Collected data
+++
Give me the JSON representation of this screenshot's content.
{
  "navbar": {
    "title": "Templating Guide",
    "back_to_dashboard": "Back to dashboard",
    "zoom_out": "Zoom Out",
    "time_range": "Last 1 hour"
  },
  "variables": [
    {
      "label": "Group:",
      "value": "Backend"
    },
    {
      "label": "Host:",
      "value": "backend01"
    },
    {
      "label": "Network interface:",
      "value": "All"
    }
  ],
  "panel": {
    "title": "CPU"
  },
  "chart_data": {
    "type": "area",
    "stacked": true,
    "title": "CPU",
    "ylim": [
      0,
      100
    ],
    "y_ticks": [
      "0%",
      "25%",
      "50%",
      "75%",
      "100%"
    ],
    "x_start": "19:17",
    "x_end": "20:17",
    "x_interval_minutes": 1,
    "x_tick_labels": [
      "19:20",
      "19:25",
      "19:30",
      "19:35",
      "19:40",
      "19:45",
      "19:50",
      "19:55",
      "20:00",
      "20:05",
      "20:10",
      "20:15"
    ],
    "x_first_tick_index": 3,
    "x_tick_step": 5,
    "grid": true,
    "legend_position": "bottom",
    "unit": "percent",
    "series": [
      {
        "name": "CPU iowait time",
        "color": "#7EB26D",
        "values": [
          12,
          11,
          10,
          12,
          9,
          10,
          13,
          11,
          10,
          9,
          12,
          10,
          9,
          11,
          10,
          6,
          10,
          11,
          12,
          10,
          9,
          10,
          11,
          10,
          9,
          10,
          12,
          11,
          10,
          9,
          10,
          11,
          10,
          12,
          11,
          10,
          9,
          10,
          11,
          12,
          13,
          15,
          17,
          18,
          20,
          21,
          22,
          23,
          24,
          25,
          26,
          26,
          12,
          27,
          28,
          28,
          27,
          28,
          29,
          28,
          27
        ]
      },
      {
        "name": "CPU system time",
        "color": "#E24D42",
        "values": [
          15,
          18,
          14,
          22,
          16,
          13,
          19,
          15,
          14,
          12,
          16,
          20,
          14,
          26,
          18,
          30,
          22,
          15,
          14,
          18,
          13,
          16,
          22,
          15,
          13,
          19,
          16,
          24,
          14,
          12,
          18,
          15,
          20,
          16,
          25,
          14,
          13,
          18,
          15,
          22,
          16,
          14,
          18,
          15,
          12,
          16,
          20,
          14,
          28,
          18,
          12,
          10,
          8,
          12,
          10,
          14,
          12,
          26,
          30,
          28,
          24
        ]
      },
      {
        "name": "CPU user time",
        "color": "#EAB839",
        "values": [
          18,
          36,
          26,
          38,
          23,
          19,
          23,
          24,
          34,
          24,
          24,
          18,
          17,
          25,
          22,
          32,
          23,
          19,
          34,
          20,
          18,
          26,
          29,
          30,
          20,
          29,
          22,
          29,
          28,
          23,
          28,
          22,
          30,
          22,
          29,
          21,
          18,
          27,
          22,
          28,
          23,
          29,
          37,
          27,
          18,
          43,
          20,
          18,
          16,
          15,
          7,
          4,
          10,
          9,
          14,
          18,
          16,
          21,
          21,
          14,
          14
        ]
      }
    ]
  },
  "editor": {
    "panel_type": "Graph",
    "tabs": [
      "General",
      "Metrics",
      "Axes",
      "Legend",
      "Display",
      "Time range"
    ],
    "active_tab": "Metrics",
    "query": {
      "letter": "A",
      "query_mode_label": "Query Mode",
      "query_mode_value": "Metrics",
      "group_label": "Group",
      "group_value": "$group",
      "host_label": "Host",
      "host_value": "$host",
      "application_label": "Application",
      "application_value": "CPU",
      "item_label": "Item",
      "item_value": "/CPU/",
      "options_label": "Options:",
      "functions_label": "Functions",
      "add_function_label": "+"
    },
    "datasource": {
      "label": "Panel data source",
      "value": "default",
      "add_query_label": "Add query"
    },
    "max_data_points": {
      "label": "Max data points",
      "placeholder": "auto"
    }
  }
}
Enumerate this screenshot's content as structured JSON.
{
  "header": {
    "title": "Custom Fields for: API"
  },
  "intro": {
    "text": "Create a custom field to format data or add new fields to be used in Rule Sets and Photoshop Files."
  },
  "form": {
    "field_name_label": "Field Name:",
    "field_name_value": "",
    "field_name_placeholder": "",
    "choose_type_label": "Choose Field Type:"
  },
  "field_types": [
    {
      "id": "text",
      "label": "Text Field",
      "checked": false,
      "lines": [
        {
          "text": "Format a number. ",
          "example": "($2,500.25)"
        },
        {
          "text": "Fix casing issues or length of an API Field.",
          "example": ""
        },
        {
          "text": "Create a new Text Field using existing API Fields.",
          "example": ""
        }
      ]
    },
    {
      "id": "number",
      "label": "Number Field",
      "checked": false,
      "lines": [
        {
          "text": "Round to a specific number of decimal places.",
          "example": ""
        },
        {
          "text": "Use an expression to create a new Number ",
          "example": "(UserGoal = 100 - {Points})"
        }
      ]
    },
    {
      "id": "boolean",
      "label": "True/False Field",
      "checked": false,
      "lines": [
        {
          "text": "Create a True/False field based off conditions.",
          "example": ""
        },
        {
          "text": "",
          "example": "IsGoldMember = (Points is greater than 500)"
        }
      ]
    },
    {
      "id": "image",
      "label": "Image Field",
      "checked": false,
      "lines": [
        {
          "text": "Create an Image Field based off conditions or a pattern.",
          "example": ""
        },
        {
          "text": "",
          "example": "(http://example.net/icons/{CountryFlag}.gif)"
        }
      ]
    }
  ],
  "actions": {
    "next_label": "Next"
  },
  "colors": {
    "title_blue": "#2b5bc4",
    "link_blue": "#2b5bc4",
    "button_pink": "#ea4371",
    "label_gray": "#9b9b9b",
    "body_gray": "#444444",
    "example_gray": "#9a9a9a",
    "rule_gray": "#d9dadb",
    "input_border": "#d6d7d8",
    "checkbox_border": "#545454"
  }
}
+++
Given request: Print the material once more, exactly.

Answer below:
Give me the JSON representation of this screenshot's content.
{
  "navbar": {
    "title": "Templating Guide",
    "back_to_dashboard": "Back to dashboard",
    "zoom_out": "Zoom Out",
    "time_range": "Last 1 hour"
  },
  "variables": [
    {
      "label": "Group:",
      "value": "Backend"
    },
    {
      "label": "Host:",
      "value": "backend01"
    },
    {
      "label": "Network interface:",
      "value": "All"
    }
  ],
  "panel": {
    "title": "CPU"
  },
  "chart_data": {
    "type": "area",
    "stacked": true,
    "title": "CPU",
    "ylim": [
      0,
      100
    ],
    "y_ticks": [
      "0%",
      "25%",
      "50%",
      "75%",
      "100%"
    ],
    "x_start": "19:17",
    "x_end": "20:17",
    "x_interval_minutes": 1,
    "x_tick_labels": [
      "19:20",
      "19:25",
      "19:30",
      "19:35",
      "19:40",
      "19:45",
      "19:50",
      "19:55",
      "20:00",
      "20:05",
      "20:10",
      "20:15"
    ],
    "x_first_tick_index": 3,
    "x_tick_step": 5,
    "grid": true,
    "legend_position": "bottom",
    "unit": "percent",
    "series": [
      {
        "name": "CPU iowait time",
        "color": "#7EB26D",
        "values": [
          12,
          11,
          10,
          12,
          9,
          10,
          13,
          11,
          10,
          9,
          12,
          10,
          9,
          11,
          10,
          6,
          10,
          11,
          12,
          10,
          9,
          10,
          11,
          10,
          9,
          10,
          12,
          11,
          10,
          9,
          10,
          11,
          10,
          12,
          11,
          10,
          9,
          10,
          11,
          12,
          13,
          15,
          17,
          18,
          20,
          21,
          22,
          23,
          24,
          25,
          26,
          26,
          12,
          27,
          28,
          28,
          27,
          28,
          29,
          28,
          27
        ]
      },
      {
        "name": "CPU system time",
        "color": "#E24D42",
        "values": [
          15,
          18,
          14,
          22,
          16,
          13,
          19,
          15,
          14,
          12,
          16,
          20,
          14,
          26,
          18,
          30,
          22,
          15,
          14,
          18,
          13,
          16,
          22,
          15,
          13,
          19,
          16,
          24,
          14,
          12,
          18,
          15,
          20,
          16,
          25,
          14,
          13,
          18,
          15,
          22,
          16,
          14,
          18,
          15,
          12,
          16,
          20,
          14,
          28,
          18,
          12,
          10,
          8,
          12,
          10,
          14,
          12,
          26,
          30,
          28,
          24
        ]
      },
      {
        "name": "CPU user time",
        "color": "#EAB839",
        "values": [
          18,
          36,
          26,
          38,
          23,
          19,
          23,
          24,
          34,
          24,
          24,
          18,
          17,
          25,
          22,
          32,
          23,
          19,
          34,
          20,
          18,
          26,
          29,
          30,
          20,
          29,
          22,
          29,
          28,
          23,
          28,
          22,
          30,
          22,
          29,
          21,
          18,
          27,
          22,
          28,
          23,
          29,
          37,
          27,
          18,
          43,
          20,
          18,
          16,
          15,
          7,
          4,
          10,
          9,
          14,
          18,
          16,
          21,
          21,
          14,
          14
        ]
      }
    ]
  },
  "editor": {
    "panel_type": "Graph",
    "tabs": [
      "General",
      "Metrics",
      "Axes",
      "Legend",
      "Display",
      "Time range"
    ],
    "active_tab": "Metrics",
    "query": {
      "letter": "A",
      "query_mode_label": "Query Mode",
      "query_mode_value": "Metrics",
      "group_label": "Group",
      "group_value": "$group",
      "host_label": "Host",
      "host_value": "$host",
      "application_label": "Application",
      "application_value": "CPU",
      "item_label": "Item",
      "item_value": "/CPU/",
      "options_label": "Options:",
      "functions_label": "Functions",
      "add_function_label": "+"
    },
    "datasource": {
      "label": "Panel data source",
      "value": "default",
      "add_query_label": "Add query"
    },
    "max_data_points": {
      "label": "Max data points",
      "placeholder": "auto"
    }
  }
}
Enumerate this screenshot's content as structured JSON.
{
  "header": {
    "title": "Custom Fields for: API"
  },
  "intro": {
    "text": "Create a custom field to format data or add new fields to be used in Rule Sets and Photoshop Files."
  },
  "form": {
    "field_name_label": "Field Name:",
    "field_name_value": "",
    "field_name_placeholder": "",
    "choose_type_label": "Choose Field Type:"
  },
  "field_types": [
    {
      "id": "text",
      "label": "Text Field",
      "checked": false,
      "lines": [
        {
          "text": "Format a number. ",
          "example": "($2,500.25)"
        },
        {
          "text": "Fix casing issues or length of an API Field.",
          "example": ""
        },
        {
          "text": "Create a new Text Field using existing API Fields.",
          "example": ""
        }
      ]
    },
    {
      "id": "number",
      "label": "Number Field",
      "checked": false,
      "lines": [
        {
          "text": "Round to a specific number of decimal places.",
          "example": ""
        },
        {
          "text": "Use an expression to create a new Number ",
          "example": "(UserGoal = 100 - {Points})"
        }
      ]
    },
    {
      "id": "boolean",
      "label": "True/False Field",
      "checked": false,
      "lines": [
        {
          "text": "Create a True/False field based off conditions.",
          "example": ""
        },
        {
          "text": "",
          "example": "IsGoldMember = (Points is greater than 500)"
        }
      ]
    },
    {
      "id": "image",
      "label": "Image Field",
      "checked": false,
      "lines": [
        {
          "text": "Create an Image Field based off conditions or a pattern.",
          "example": ""
        },
        {
          "text": "",
          "example": "(http://example.net/icons/{CountryFlag}.gif)"
        }
      ]
    }
  ],
  "actions": {
    "next_label": "Next"
  },
  "colors": {
    "title_blue": "#2b5bc4",
    "link_blue": "#2b5bc4",
    "button_pink": "#ea4371",
    "label_gray": "#9b9b9b",
    "body_gray": "#444444",
    "example_gray": "#9a9a9a",
    "rule_gray": "#d9dadb",
    "input_border": "#d6d7d8",
    "checkbox_border": "#545454"
  }
}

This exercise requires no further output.